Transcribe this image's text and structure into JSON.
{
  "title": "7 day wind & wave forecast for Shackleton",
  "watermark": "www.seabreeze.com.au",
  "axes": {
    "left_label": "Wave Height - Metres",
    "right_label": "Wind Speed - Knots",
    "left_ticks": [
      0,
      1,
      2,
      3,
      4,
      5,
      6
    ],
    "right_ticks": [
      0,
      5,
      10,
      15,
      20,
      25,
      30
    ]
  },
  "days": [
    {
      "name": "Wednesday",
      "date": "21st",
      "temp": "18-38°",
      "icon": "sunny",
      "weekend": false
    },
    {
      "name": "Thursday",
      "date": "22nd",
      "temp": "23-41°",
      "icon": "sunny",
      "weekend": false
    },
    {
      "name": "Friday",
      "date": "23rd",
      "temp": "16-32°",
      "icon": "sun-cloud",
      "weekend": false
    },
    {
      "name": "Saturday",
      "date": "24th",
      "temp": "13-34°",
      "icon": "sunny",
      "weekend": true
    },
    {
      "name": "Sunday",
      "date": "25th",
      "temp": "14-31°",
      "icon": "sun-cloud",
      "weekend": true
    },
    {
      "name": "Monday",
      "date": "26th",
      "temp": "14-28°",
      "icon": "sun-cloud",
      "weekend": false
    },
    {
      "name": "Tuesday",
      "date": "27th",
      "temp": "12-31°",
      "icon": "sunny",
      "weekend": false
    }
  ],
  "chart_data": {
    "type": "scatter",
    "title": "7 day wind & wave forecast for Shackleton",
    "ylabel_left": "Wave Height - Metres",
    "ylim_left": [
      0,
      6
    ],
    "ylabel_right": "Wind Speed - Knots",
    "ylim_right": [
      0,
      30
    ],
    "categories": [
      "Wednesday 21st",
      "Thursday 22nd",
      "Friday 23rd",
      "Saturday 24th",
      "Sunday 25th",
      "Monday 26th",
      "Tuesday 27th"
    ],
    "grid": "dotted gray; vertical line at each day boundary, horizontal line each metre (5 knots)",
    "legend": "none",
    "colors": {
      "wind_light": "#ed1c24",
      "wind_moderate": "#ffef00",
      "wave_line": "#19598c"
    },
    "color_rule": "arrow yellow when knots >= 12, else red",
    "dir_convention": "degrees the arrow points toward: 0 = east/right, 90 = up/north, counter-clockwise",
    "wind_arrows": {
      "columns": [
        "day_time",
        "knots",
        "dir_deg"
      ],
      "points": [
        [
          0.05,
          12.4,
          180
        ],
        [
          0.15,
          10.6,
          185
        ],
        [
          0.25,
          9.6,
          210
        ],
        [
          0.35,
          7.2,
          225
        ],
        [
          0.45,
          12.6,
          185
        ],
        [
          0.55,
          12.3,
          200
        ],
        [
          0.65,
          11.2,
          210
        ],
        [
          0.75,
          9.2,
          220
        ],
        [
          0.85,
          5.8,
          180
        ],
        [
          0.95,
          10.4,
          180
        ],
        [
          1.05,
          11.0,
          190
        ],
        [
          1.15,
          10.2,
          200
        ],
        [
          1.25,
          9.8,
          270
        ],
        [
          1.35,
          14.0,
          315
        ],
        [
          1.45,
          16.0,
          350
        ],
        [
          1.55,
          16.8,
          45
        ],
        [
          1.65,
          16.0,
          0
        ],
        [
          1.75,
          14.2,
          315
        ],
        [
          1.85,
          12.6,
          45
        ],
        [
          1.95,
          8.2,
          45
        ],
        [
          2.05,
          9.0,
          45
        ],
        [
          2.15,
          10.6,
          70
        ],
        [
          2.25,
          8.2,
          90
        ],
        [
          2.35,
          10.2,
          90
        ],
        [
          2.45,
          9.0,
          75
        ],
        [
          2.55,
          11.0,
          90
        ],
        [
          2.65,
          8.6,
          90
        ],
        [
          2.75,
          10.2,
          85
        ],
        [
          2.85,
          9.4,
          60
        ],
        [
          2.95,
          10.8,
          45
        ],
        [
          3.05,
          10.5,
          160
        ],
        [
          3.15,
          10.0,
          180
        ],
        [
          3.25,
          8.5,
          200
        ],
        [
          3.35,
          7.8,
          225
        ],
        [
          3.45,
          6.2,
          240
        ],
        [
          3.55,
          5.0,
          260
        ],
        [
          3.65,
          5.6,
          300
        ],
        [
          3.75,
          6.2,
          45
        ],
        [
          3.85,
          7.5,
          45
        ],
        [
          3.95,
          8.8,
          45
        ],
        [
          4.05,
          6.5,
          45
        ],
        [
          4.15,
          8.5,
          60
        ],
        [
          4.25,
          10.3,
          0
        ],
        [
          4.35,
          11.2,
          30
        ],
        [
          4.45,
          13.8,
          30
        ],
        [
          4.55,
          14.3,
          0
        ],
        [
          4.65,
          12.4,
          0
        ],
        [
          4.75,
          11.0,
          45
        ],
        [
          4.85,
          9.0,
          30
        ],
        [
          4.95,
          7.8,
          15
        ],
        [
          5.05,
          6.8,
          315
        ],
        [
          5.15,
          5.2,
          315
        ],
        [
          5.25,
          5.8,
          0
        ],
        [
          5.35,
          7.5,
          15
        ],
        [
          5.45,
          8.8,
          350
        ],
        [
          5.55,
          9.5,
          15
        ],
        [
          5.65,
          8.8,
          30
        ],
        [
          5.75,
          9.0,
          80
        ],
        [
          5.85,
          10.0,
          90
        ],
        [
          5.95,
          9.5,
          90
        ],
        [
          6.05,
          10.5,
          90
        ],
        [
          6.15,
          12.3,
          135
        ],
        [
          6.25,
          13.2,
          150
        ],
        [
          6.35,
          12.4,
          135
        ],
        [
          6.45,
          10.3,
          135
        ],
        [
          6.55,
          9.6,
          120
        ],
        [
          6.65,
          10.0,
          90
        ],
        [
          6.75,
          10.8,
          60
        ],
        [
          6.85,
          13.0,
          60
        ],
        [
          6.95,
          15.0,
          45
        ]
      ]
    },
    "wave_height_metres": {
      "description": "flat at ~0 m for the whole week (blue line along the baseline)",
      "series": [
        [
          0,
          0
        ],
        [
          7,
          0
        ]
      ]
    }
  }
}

- - - - - - -

[WRITTEN TASK] Print every line of the records exactly. Omit nothing.

[EXPECTED ANSWER]
Transcribe this image's text and structure into JSON.
{
  "title": "7 day wind & wave forecast for Shackleton",
  "watermark": "www.seabreeze.com.au",
  "axes": {
    "left_label": "Wave Height - Metres",
    "right_label": "Wind Speed - Knots",
    "left_ticks": [
      0,
      1,
      2,
      3,
      4,
      5,
      6
    ],
    "right_ticks": [
      0,
      5,
      10,
      15,
      20,
      25,
      30
    ]
  },
  "days": [
    {
      "name": "Wednesday",
      "date": "21st",
      "temp": "18-38°",
      "icon": "sunny",
      "weekend": false
    },
    {
      "name": "Thursday",
      "date": "22nd",
      "temp": "23-41°",
      "icon": "sunny",
      "weekend": false
    },
    {
      "name": "Friday",
      "date": "23rd",
      "temp": "16-32°",
      "icon": "sun-cloud",
      "weekend": false
    },
    {
      "name": "Saturday",
      "date": "24th",
      "temp": "13-34°",
      "icon": "sunny",
      "weekend": true
    },
    {
      "name": "Sunday",
      "date": "25th",
      "temp": "14-31°",
      "icon": "sun-cloud",
      "weekend": true
    },
    {
      "name": "Monday",
      "date": "26th",
      "temp": "14-28°",
      "icon": "sun-cloud",
      "weekend": false
    },
    {
      "name": "Tuesday",
      "date": "27th",
      "temp": "12-31°",
      "icon": "sunny",
      "weekend": false
    }
  ],
  "chart_data": {
    "type": "scatter",
    "title": "7 day wind & wave forecast for Shackleton",
    "ylabel_left": "Wave Height - Metres",
    "ylim_left": [
      0,
      6
    ],
    "ylabel_right": "Wind Speed - Knots",
    "ylim_right": [
      0,
      30
    ],
    "categories": [
      "Wednesday 21st",
      "Thursday 22nd",
      "Friday 23rd",
      "Saturday 24th",
      "Sunday 25th",
      "Monday 26th",
      "Tuesday 27th"
    ],
    "grid": "dotted gray; vertical line at each day boundary, horizontal line each metre (5 knots)",
    "legend": "none",
    "colors": {
      "wind_light": "#ed1c24",
      "wind_moderate": "#ffef00",
      "wave_line": "#19598c"
    },
    "color_rule": "arrow yellow when knots >= 12, else red",
    "dir_convention": "degrees the arrow points toward: 0 = east/right, 90 = up/north, counter-clockwise",
    "wind_arrows": {
      "columns": [
        "day_time",
        "knots",
        "dir_deg"
      ],
      "points": [
        [
          0.05,
          12.4,
          180
        ],
        [
          0.15,
          10.6,
          185
        ],
        [
          0.25,
          9.6,
          210
        ],
        [
          0.35,
          7.2,
          225
        ],
        [
          0.45,
          12.6,
          185
        ],
        [
          0.55,
          12.3,
          200
        ],
        [
          0.65,
          11.2,
          210
        ],
        [
          0.75,
          9.2,
          220
        ],
        [
          0.85,
          5.8,
          180
        ],
        [
          0.95,
          10.4,
          180
        ],
        [
          1.05,
          11.0,
          190
        ],
        [
          1.15,
          10.2,
          200
        ],
        [
          1.25,
          9.8,
          270
        ],
        [
          1.35,
          14.0,
          315
        ],
        [
          1.45,
          16.0,
          350
        ],
        [
          1.55,
          16.8,
          45
        ],
        [
          1.65,
          16.0,
          0
        ],
        [
          1.75,
          14.2,
          315
        ],
        [
          1.85,
          12.6,
          45
        ],
        [
          1.95,
          8.2,
          45
        ],
        [
          2.05,
          9.0,
          45
        ],
        [
          2.15,
          10.6,
          70
        ],
        [
          2.25,
          8.2,
          90
        ],
        [
          2.35,
          10.2,
          90
        ],
        [
          2.45,
          9.0,
          75
        ],
        [
          2.55,
          11.0,
          90
        ],
        [
          2.65,
          8.6,
          90
        ],
        [
          2.75,
          10.2,
          85
        ],
        [
          2.85,
          9.4,
          60
        ],
        [
          2.95,
          10.8,
          45
        ],
        [
          3.05,
          10.5,
          160
        ],
        [
          3.15,
          10.0,
          180
        ],
        [
          3.25,
          8.5,
          200
        ],
        [
          3.35,
          7.8,
          225
        ],
        [
          3.45,
          6.2,
          240
        ],
        [
          3.55,
          5.0,
          260
        ],
        [
          3.65,
          5.6,
          300
        ],
        [
          3.75,
          6.2,
          45
        ],
        [
          3.85,
          7.5,
          45
        ],
        [
          3.95,
          8.8,
          45
        ],
        [
          4.05,
          6.5,
          45
        ],
        [
          4.15,
          8.5,
          60
        ],
        [
          4.25,
          10.3,
          0
        ],
        [
          4.35,
          11.2,
          30
        ],
        [
          4.45,
          13.8,
          30
        ],
        [
          4.55,
          14.3,
          0
        ],
        [
          4.65,
          12.4,
          0
        ],
        [
          4.75,
          11.0,
          45
        ],
        [
          4.85,
          9.0,
          30
        ],
        [
          4.95,
          7.8,
          15
        ],
        [
          5.05,
          6.8,
          315
        ],
        [
          5.15,
          5.2,
          315
        ],
        [
          5.25,
          5.8,
          0
        ],
        [
          5.35,
          7.5,
          15
        ],
        [
          5.45,
          8.8,
          350
        ],
        [
          5.55,
          9.5,
          15
        ],
        [
          5.65,
          8.8,
          30
        ],
        [
          5.75,
          9.0,
          80
        ],
        [
          5.85,
          10.0,
          90
        ],
        [
          5.95,
          9.5,
          90
        ],
        [
          6.05,
          10.5,
          90
        ],
        [
          6.15,
          12.3,
          135
        ],
        [
          6.25,
          13.2,
          150
        ],
        [
          6.35,
          12.4,
          135
        ],
        [
          6.45,
          10.3,
          135
        ],
        [
          6.55,
          9.6,
          120
        ],
        [
          6.65,
          10.0,
          90
        ],
        [
          6.75,
          10.8,
          60
        ],
        [
          6.85,
          13.0,
          60
        ],
        [
          6.95,
          15.0,
          45
        ]
      ]
    },
    "wave_height_metres": {
      "description": "flat at ~0 m for the whole week (blue line along the baseline)",
      "series": [
        [
          0,
          0
        ],
        [
          7,
          0
        ]
      ]
    }
  }
}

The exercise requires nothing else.